-- begin Given data --

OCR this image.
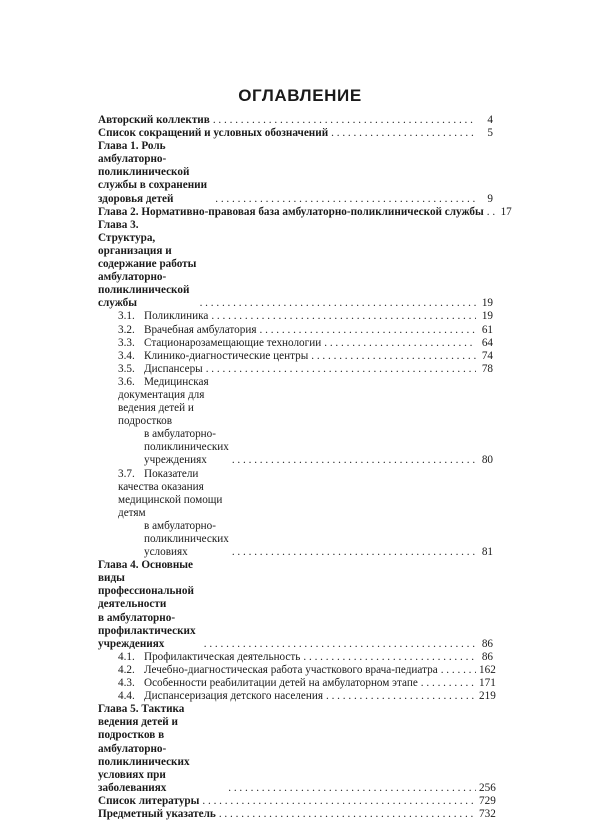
ОГЛАВЛЕНИЕ
Авторский коллектив . . .	4
Список сокращений и условных обозначений . . .	5
Глава 1. Роль амбулаторно-поликлинической службы в сохранении
здоровья детей . . .	9
Глава 2. Нормативно-правовая база амбулаторно-поликлинической службы . . . 17
Глава 3. Структура, организация и содержание работы
амбулаторно-поликлинической службы . . .	19
3.1. Поликлиника . . .	19
3.2. Врачебная амбулатория . . .	61
3.3. Стационарозамещающие технологии . . .	64
3.4. Клинико-диагностические центры . . .	74
3.5. Диспансеры . . .	78
3.6. Медицинская документация для ведения детей и подростков
в амбулаторно-поликлинических учреждениях . . .	80
3.7. Показатели качества оказания медицинской помощи детям
в амбулаторно-поликлинических условиях . . .	81
Глава 4. Основные виды профессиональной деятельности
в амбулаторно-профилактических учреждениях . . .	86
4.1. Профилактическая деятельность . . .	86
4.2. Лечебно-диагностическая работа участкового врача-педиатра . . .	162
4.3. Особенности реабилитации детей на амбулаторном этапе . . .	171
4.4. Диспансеризация детского населения . . .	219
Глава 5. Тактика ведения детей и подростков в амбулаторно-поликлинических
условиях при заболеваниях . . .	256
Список литературы . . .	729
Предметный указатель . . .	732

-- end Given data --

Output the material word for word, omitting its pictures.

**Written answer**
OCR this image.
ОГЛАВЛЕНИЕ
Авторский коллектив . . .	4
Список сокращений и условных обозначений . . .	5
Глава 1. Роль амбулаторно-поликлинической службы в сохранении
здоровья детей . . .	9
Глава 2. Нормативно-правовая база амбулаторно-поликлинической службы . . . 17
Глава 3. Структура, организация и содержание работы
амбулаторно-поликлинической службы . . .	19
3.1. Поликлиника . . .	19
3.2. Врачебная амбулатория . . .	61
3.3. Стационарозамещающие технологии . . .	64
3.4. Клинико-диагностические центры . . .	74
3.5. Диспансеры . . .	78
3.6. Медицинская документация для ведения детей и подростков
в амбулаторно-поликлинических учреждениях . . .	80
3.7. Показатели качества оказания медицинской помощи детям
в амбулаторно-поликлинических условиях . . .	81
Глава 4. Основные виды профессиональной деятельности
в амбулаторно-профилактических учреждениях . . .	86
4.1. Профилактическая деятельность . . .	86
4.2. Лечебно-диагностическая работа участкового врача-педиатра . . .	162
4.3. Особенности реабилитации детей на амбулаторном этапе . . .	171
4.4. Диспансеризация детского населения . . .	219
Глава 5. Тактика ведения детей и подростков в амбулаторно-поликлинических
условиях при заболеваниях . . .	256
Список литературы . . .	729
Предметный указатель . . .	732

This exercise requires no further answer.